*Task statement*
Please update the listing below by changing every "jump-arrow-head" to "jump-arrowhead" and keeping everything else the same.

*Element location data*

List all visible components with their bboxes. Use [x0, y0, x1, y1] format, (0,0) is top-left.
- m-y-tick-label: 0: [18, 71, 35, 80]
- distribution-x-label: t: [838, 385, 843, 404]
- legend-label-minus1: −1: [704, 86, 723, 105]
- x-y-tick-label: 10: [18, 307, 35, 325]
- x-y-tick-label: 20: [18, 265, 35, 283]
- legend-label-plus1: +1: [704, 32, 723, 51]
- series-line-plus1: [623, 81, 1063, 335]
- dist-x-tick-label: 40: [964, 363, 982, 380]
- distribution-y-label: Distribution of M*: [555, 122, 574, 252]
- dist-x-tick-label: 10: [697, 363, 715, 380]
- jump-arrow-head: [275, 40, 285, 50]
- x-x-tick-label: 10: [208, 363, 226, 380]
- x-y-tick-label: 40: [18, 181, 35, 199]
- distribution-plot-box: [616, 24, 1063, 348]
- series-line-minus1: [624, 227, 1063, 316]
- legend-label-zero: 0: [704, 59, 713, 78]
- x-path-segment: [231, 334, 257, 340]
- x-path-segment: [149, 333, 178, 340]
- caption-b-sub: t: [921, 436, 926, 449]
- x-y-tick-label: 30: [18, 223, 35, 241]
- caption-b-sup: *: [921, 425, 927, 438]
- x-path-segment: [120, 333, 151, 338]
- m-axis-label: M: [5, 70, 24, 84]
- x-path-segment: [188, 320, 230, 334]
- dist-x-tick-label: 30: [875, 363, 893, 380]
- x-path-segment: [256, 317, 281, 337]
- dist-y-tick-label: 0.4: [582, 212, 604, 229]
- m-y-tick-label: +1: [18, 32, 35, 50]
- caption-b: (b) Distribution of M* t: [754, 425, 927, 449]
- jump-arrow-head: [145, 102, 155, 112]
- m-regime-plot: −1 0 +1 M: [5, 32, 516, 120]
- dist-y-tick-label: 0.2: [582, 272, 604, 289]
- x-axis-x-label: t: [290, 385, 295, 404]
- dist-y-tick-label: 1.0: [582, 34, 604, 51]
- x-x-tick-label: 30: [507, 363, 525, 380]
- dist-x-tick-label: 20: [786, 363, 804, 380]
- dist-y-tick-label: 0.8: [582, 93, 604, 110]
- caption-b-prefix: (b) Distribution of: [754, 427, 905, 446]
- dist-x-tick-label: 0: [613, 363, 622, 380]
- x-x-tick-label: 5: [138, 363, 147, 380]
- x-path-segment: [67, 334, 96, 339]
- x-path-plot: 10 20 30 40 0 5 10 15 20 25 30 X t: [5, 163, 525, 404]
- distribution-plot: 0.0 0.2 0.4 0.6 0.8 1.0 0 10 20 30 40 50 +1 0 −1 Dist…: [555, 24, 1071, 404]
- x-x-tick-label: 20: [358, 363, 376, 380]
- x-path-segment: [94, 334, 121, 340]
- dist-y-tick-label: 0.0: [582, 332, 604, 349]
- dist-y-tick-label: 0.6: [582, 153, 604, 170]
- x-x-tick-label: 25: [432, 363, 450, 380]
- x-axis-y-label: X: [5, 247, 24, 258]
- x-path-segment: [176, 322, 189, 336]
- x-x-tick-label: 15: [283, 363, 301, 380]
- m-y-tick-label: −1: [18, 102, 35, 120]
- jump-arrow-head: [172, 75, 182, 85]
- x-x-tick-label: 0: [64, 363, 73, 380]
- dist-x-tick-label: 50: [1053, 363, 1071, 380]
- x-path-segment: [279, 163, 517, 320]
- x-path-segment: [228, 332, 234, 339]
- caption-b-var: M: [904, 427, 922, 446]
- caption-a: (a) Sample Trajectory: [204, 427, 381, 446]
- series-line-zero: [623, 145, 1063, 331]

*Correct result*
List all visible components with their bboxes. Use [x0, y0, x1, y1] format, (0,0) is top-left.
- m-y-tick-label: 0: [18, 71, 35, 80]
- distribution-x-label: t: [838, 385, 843, 404]
- legend-label-minus1: −1: [704, 86, 723, 105]
- x-y-tick-label: 10: [18, 307, 35, 325]
- x-y-tick-label: 20: [18, 265, 35, 283]
- legend-label-plus1: +1: [704, 32, 723, 51]
- series-line-plus1: [623, 81, 1063, 335]
- dist-x-tick-label: 40: [964, 363, 982, 380]
- distribution-y-label: Distribution of M*: [555, 122, 574, 252]
- dist-x-tick-label: 10: [697, 363, 715, 380]
- jump-arrowhead: [275, 40, 285, 50]
- x-x-tick-label: 10: [208, 363, 226, 380]
- x-y-tick-label: 40: [18, 181, 35, 199]
- distribution-plot-box: [616, 24, 1063, 348]
- series-line-minus1: [624, 227, 1063, 316]
- legend-label-zero: 0: [704, 59, 713, 78]
- x-path-segment: [231, 334, 257, 340]
- x-path-segment: [149, 333, 178, 340]
- caption-b-sub: t: [921, 436, 926, 449]
- x-y-tick-label: 30: [18, 223, 35, 241]
- caption-b-sup: *: [921, 425, 927, 438]
- x-path-segment: [120, 333, 151, 338]
- m-axis-label: M: [5, 70, 24, 84]
- x-path-segment: [188, 320, 230, 334]
- dist-x-tick-label: 30: [875, 363, 893, 380]
- x-path-segment: [256, 317, 281, 337]
- dist-y-tick-label: 0.4: [582, 212, 604, 229]
- m-y-tick-label: +1: [18, 32, 35, 50]
- caption-b: (b) Distribution of M* t: [754, 425, 927, 449]
- jump-arrowhead: [145, 102, 155, 112]
- m-regime-plot: −1 0 +1 M: [5, 32, 516, 120]
- dist-y-tick-label: 0.2: [582, 272, 604, 289]
- x-axis-x-label: t: [290, 385, 295, 404]
- dist-y-tick-label: 1.0: [582, 34, 604, 51]
- x-x-tick-label: 30: [507, 363, 525, 380]
- dist-x-tick-label: 20: [786, 363, 804, 380]
- dist-y-tick-label: 0.8: [582, 93, 604, 110]
- caption-b-prefix: (b) Distribution of: [754, 427, 905, 446]
- dist-x-tick-label: 0: [613, 363, 622, 380]
- x-x-tick-label: 5: [138, 363, 147, 380]
- x-path-segment: [67, 334, 96, 339]
- x-path-plot: 10 20 30 40 0 5 10 15 20 25 30 X t: [5, 163, 525, 404]
- distribution-plot: 0.0 0.2 0.4 0.6 0.8 1.0 0 10 20 30 40 50 +1 0 −1 Dist…: [555, 24, 1071, 404]
- x-x-tick-label: 20: [358, 363, 376, 380]
- x-path-segment: [94, 334, 121, 340]
- dist-y-tick-label: 0.0: [582, 332, 604, 349]
- dist-y-tick-label: 0.6: [582, 153, 604, 170]
- x-x-tick-label: 25: [432, 363, 450, 380]
- x-axis-y-label: X: [5, 247, 24, 258]
- x-path-segment: [176, 322, 189, 336]
- x-x-tick-label: 15: [283, 363, 301, 380]
- m-y-tick-label: −1: [18, 102, 35, 120]
- jump-arrowhead: [172, 75, 182, 85]
- x-x-tick-label: 0: [64, 363, 73, 380]
- dist-x-tick-label: 50: [1053, 363, 1071, 380]
- x-path-segment: [279, 163, 517, 320]
- x-path-segment: [228, 332, 234, 339]
- caption-b-var: M: [904, 427, 922, 446]
- caption-a: (a) Sample Trajectory: [204, 427, 381, 446]
- series-line-zero: [623, 145, 1063, 331]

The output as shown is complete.